— START Listed records —

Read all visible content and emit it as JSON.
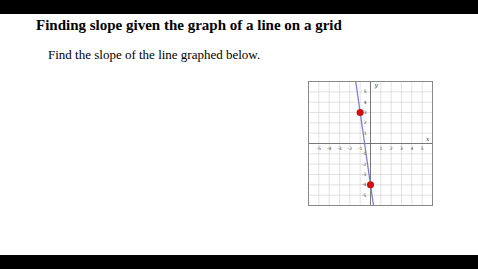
{
  "chart_data": {
    "type": "line",
    "title": "Finding slope given the graph of a line on a grid",
    "subtitle": "Find the slope of the line graphed below.",
    "x_label": "x",
    "y_label": "y",
    "x": [
      -1.43,
      -1,
      0,
      0.29
    ],
    "values": [
      6,
      3,
      -4,
      -6
    ],
    "color": "#7b7fd4",
    "points": {
      "x": [
        -1,
        0
      ],
      "y": [
        3,
        -4
      ],
      "color": "#cc1111"
    },
    "xlim": [
      -6,
      6
    ],
    "ylim": [
      -6,
      6
    ],
    "xticks": [
      -5,
      -4,
      -3,
      -2,
      -1,
      1,
      2,
      3,
      4,
      5
    ],
    "yticks": [
      -5,
      -4,
      -3,
      -2,
      -1,
      1,
      2,
      3,
      4,
      5
    ],
    "grid": true
  }
}
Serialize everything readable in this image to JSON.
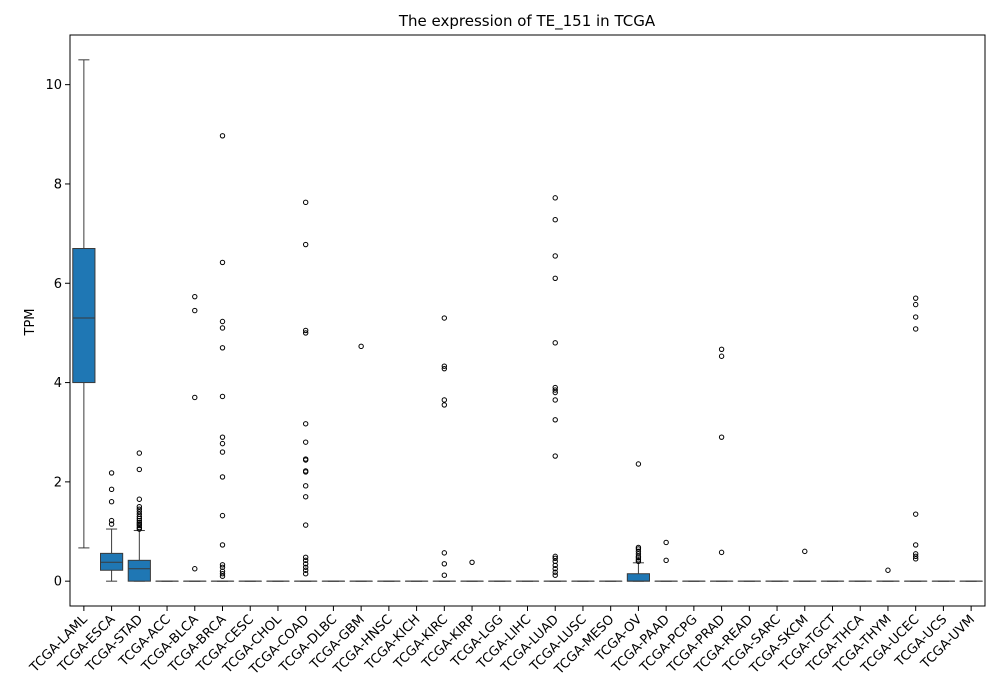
{
  "chart_data": {
    "type": "box",
    "title": "The expression of TE_151 in TCGA",
    "xlabel": "",
    "ylabel": "TPM",
    "ylim": [
      -0.5,
      11.0
    ],
    "yticks": [
      0,
      2,
      4,
      6,
      8,
      10
    ],
    "grid": false,
    "legend": "none",
    "box_color": "#1f77b4",
    "categories": [
      "TCGA-LAML",
      "TCGA-ESCA",
      "TCGA-STAD",
      "TCGA-ACC",
      "TCGA-BLCA",
      "TCGA-BRCA",
      "TCGA-CESC",
      "TCGA-CHOL",
      "TCGA-COAD",
      "TCGA-DLBC",
      "TCGA-GBM",
      "TCGA-HNSC",
      "TCGA-KICH",
      "TCGA-KIRC",
      "TCGA-KIRP",
      "TCGA-LGG",
      "TCGA-LIHC",
      "TCGA-LUAD",
      "TCGA-LUSC",
      "TCGA-MESO",
      "TCGA-OV",
      "TCGA-PAAD",
      "TCGA-PCPG",
      "TCGA-PRAD",
      "TCGA-READ",
      "TCGA-SARC",
      "TCGA-SKCM",
      "TCGA-TGCT",
      "TCGA-THCA",
      "TCGA-THYM",
      "TCGA-UCEC",
      "TCGA-UCS",
      "TCGA-UVM"
    ],
    "boxes": [
      {
        "whislo": 0.67,
        "q1": 4.0,
        "med": 5.3,
        "q3": 6.7,
        "whishi": 10.5,
        "fliers": []
      },
      {
        "whislo": 0.0,
        "q1": 0.22,
        "med": 0.38,
        "q3": 0.56,
        "whishi": 1.05,
        "fliers": [
          1.15,
          1.22,
          1.6,
          1.85,
          2.18
        ]
      },
      {
        "whislo": 0.0,
        "q1": 0.0,
        "med": 0.25,
        "q3": 0.42,
        "whishi": 1.02,
        "fliers": [
          1.05,
          1.08,
          1.12,
          1.15,
          1.18,
          1.22,
          1.26,
          1.3,
          1.35,
          1.4,
          1.45,
          1.5,
          1.65,
          2.25,
          2.58
        ]
      },
      {
        "whislo": 0,
        "q1": 0,
        "med": 0,
        "q3": 0,
        "whishi": 0,
        "fliers": []
      },
      {
        "whislo": 0,
        "q1": 0,
        "med": 0,
        "q3": 0,
        "whishi": 0,
        "fliers": [
          0.25,
          3.7,
          5.45,
          5.73
        ]
      },
      {
        "whislo": 0,
        "q1": 0,
        "med": 0,
        "q3": 0,
        "whishi": 0,
        "fliers": [
          0.1,
          0.15,
          0.2,
          0.28,
          0.33,
          0.73,
          1.32,
          2.1,
          2.6,
          2.77,
          2.9,
          3.72,
          4.7,
          5.1,
          5.23,
          6.42,
          8.97
        ]
      },
      {
        "whislo": 0,
        "q1": 0,
        "med": 0,
        "q3": 0,
        "whishi": 0,
        "fliers": []
      },
      {
        "whislo": 0,
        "q1": 0,
        "med": 0,
        "q3": 0,
        "whishi": 0,
        "fliers": []
      },
      {
        "whislo": 0,
        "q1": 0,
        "med": 0,
        "q3": 0,
        "whishi": 0,
        "fliers": [
          0.15,
          0.22,
          0.28,
          0.35,
          0.42,
          0.48,
          1.13,
          1.7,
          1.92,
          2.2,
          2.22,
          2.44,
          2.46,
          2.8,
          3.17,
          5.0,
          5.05,
          6.78,
          7.63
        ]
      },
      {
        "whislo": 0,
        "q1": 0,
        "med": 0,
        "q3": 0,
        "whishi": 0,
        "fliers": []
      },
      {
        "whislo": 0,
        "q1": 0,
        "med": 0,
        "q3": 0,
        "whishi": 0,
        "fliers": [
          4.73
        ]
      },
      {
        "whislo": 0,
        "q1": 0,
        "med": 0,
        "q3": 0,
        "whishi": 0,
        "fliers": []
      },
      {
        "whislo": 0,
        "q1": 0,
        "med": 0,
        "q3": 0,
        "whishi": 0,
        "fliers": []
      },
      {
        "whislo": 0,
        "q1": 0,
        "med": 0,
        "q3": 0,
        "whishi": 0,
        "fliers": [
          0.12,
          0.35,
          0.57,
          3.55,
          3.65,
          4.28,
          4.33,
          5.3
        ]
      },
      {
        "whislo": 0,
        "q1": 0,
        "med": 0,
        "q3": 0,
        "whishi": 0,
        "fliers": [
          0.38
        ]
      },
      {
        "whislo": 0,
        "q1": 0,
        "med": 0,
        "q3": 0,
        "whishi": 0,
        "fliers": []
      },
      {
        "whislo": 0,
        "q1": 0,
        "med": 0,
        "q3": 0,
        "whishi": 0,
        "fliers": []
      },
      {
        "whislo": 0,
        "q1": 0,
        "med": 0,
        "q3": 0,
        "whishi": 0,
        "fliers": [
          0.12,
          0.18,
          0.25,
          0.32,
          0.4,
          0.46,
          0.5,
          2.52,
          3.25,
          3.65,
          3.8,
          3.85,
          3.9,
          4.8,
          6.1,
          6.55,
          7.28,
          7.72
        ]
      },
      {
        "whislo": 0,
        "q1": 0,
        "med": 0,
        "q3": 0,
        "whishi": 0,
        "fliers": []
      },
      {
        "whislo": 0,
        "q1": 0,
        "med": 0,
        "q3": 0,
        "whishi": 0,
        "fliers": []
      },
      {
        "whislo": 0.0,
        "q1": 0.0,
        "med": 0.0,
        "q3": 0.15,
        "whishi": 0.37,
        "fliers": [
          0.4,
          0.43,
          0.47,
          0.5,
          0.55,
          0.6,
          0.65,
          0.68,
          2.36
        ]
      },
      {
        "whislo": 0,
        "q1": 0,
        "med": 0,
        "q3": 0,
        "whishi": 0,
        "fliers": [
          0.42,
          0.78
        ]
      },
      {
        "whislo": 0,
        "q1": 0,
        "med": 0,
        "q3": 0,
        "whishi": 0,
        "fliers": []
      },
      {
        "whislo": 0,
        "q1": 0,
        "med": 0,
        "q3": 0,
        "whishi": 0,
        "fliers": [
          0.58,
          2.9,
          4.53,
          4.67
        ]
      },
      {
        "whislo": 0,
        "q1": 0,
        "med": 0,
        "q3": 0,
        "whishi": 0,
        "fliers": []
      },
      {
        "whislo": 0,
        "q1": 0,
        "med": 0,
        "q3": 0,
        "whishi": 0,
        "fliers": []
      },
      {
        "whislo": 0,
        "q1": 0,
        "med": 0,
        "q3": 0,
        "whishi": 0,
        "fliers": [
          0.6
        ]
      },
      {
        "whislo": 0,
        "q1": 0,
        "med": 0,
        "q3": 0,
        "whishi": 0,
        "fliers": []
      },
      {
        "whislo": 0,
        "q1": 0,
        "med": 0,
        "q3": 0,
        "whishi": 0,
        "fliers": []
      },
      {
        "whislo": 0,
        "q1": 0,
        "med": 0,
        "q3": 0,
        "whishi": 0,
        "fliers": [
          0.22
        ]
      },
      {
        "whislo": 0,
        "q1": 0,
        "med": 0,
        "q3": 0,
        "whishi": 0,
        "fliers": [
          0.45,
          0.5,
          0.55,
          0.73,
          1.35,
          5.08,
          5.32,
          5.57,
          5.7
        ]
      },
      {
        "whislo": 0,
        "q1": 0,
        "med": 0,
        "q3": 0,
        "whishi": 0,
        "fliers": []
      },
      {
        "whislo": 0,
        "q1": 0,
        "med": 0,
        "q3": 0,
        "whishi": 0,
        "fliers": []
      }
    ]
  }
}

— END Listed records —

## Exercise goal
Find the lines containing "slope" and pull them out.

## Result
    "title": "Finding slope given the graph of a line on a grid",
    "subtitle": "Find the slope of the line graphed below.",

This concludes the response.